--- START ---
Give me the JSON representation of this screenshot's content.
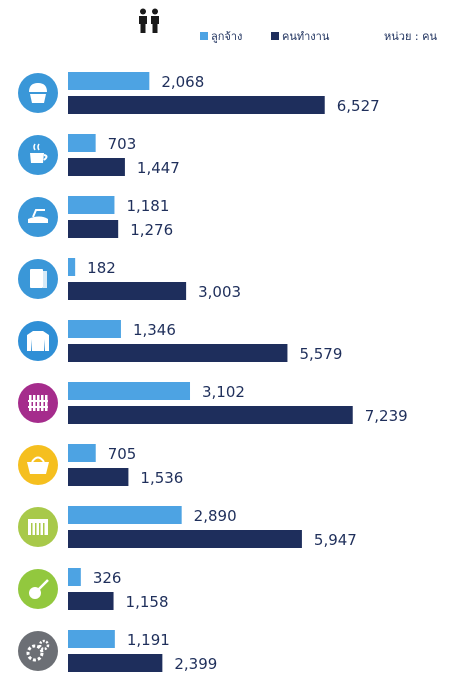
{
  "legend": {
    "employee_label": "ลูกจ้าง",
    "worker_label": "คนทำงาน",
    "unit_label": "หน่วย : คน"
  },
  "colors": {
    "employee": "#4da3e3",
    "worker": "#1e2e5c"
  },
  "chart_data": {
    "type": "bar",
    "orientation": "horizontal",
    "categories": [
      "bakery",
      "coffee",
      "iron",
      "towel",
      "shirt",
      "fence",
      "basket",
      "fabric",
      "guitar",
      "gears"
    ],
    "series": [
      {
        "name": "ลูกจ้าง",
        "values": [
          2068,
          703,
          1181,
          182,
          1346,
          3102,
          705,
          2890,
          326,
          1191
        ]
      },
      {
        "name": "คนทำงาน",
        "values": [
          6527,
          1447,
          1276,
          3003,
          5579,
          7239,
          1536,
          5947,
          1158,
          2399
        ]
      }
    ],
    "value_labels": [
      [
        "2,068",
        "703",
        "1,181",
        "182",
        "1,346",
        "3,102",
        "705",
        "2,890",
        "326",
        "1,191"
      ],
      [
        "6,527",
        "1,447",
        "1,276",
        "3,003",
        "5,579",
        "7,239",
        "1,536",
        "5,947",
        "1,158",
        "2,399"
      ]
    ],
    "category_icons": [
      "cupcake-icon",
      "coffee-cup-icon",
      "iron-icon",
      "towel-icon",
      "shirt-icon",
      "fence-icon",
      "basket-icon",
      "fabric-icon",
      "guitar-icon",
      "gears-icon"
    ],
    "icon_colors": [
      "#3a97d8",
      "#3a97d8",
      "#3a97d8",
      "#3a97d8",
      "#2f8fd6",
      "#a52c8c",
      "#f5bf1f",
      "#a8c94a",
      "#92c83e",
      "#6c6f75"
    ],
    "xlim": [
      0,
      7500
    ],
    "legend_position": "top"
  }
}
--- END ---
What needs to be done ->
Transcribe the complete set of entries verbatim. No pictures belong in the copy.

Solution for this exercise ->
Give me the JSON representation of this screenshot's content.
{
  "legend": {
    "employee_label": "ลูกจ้าง",
    "worker_label": "คนทำงาน",
    "unit_label": "หน่วย : คน"
  },
  "colors": {
    "employee": "#4da3e3",
    "worker": "#1e2e5c"
  },
  "chart_data": {
    "type": "bar",
    "orientation": "horizontal",
    "categories": [
      "bakery",
      "coffee",
      "iron",
      "towel",
      "shirt",
      "fence",
      "basket",
      "fabric",
      "guitar",
      "gears"
    ],
    "series": [
      {
        "name": "ลูกจ้าง",
        "values": [
          2068,
          703,
          1181,
          182,
          1346,
          3102,
          705,
          2890,
          326,
          1191
        ]
      },
      {
        "name": "คนทำงาน",
        "values": [
          6527,
          1447,
          1276,
          3003,
          5579,
          7239,
          1536,
          5947,
          1158,
          2399
        ]
      }
    ],
    "value_labels": [
      [
        "2,068",
        "703",
        "1,181",
        "182",
        "1,346",
        "3,102",
        "705",
        "2,890",
        "326",
        "1,191"
      ],
      [
        "6,527",
        "1,447",
        "1,276",
        "3,003",
        "5,579",
        "7,239",
        "1,536",
        "5,947",
        "1,158",
        "2,399"
      ]
    ],
    "category_icons": [
      "cupcake-icon",
      "coffee-cup-icon",
      "iron-icon",
      "towel-icon",
      "shirt-icon",
      "fence-icon",
      "basket-icon",
      "fabric-icon",
      "guitar-icon",
      "gears-icon"
    ],
    "icon_colors": [
      "#3a97d8",
      "#3a97d8",
      "#3a97d8",
      "#3a97d8",
      "#2f8fd6",
      "#a52c8c",
      "#f5bf1f",
      "#a8c94a",
      "#92c83e",
      "#6c6f75"
    ],
    "xlim": [
      0,
      7500
    ],
    "legend_position": "top"
  }
}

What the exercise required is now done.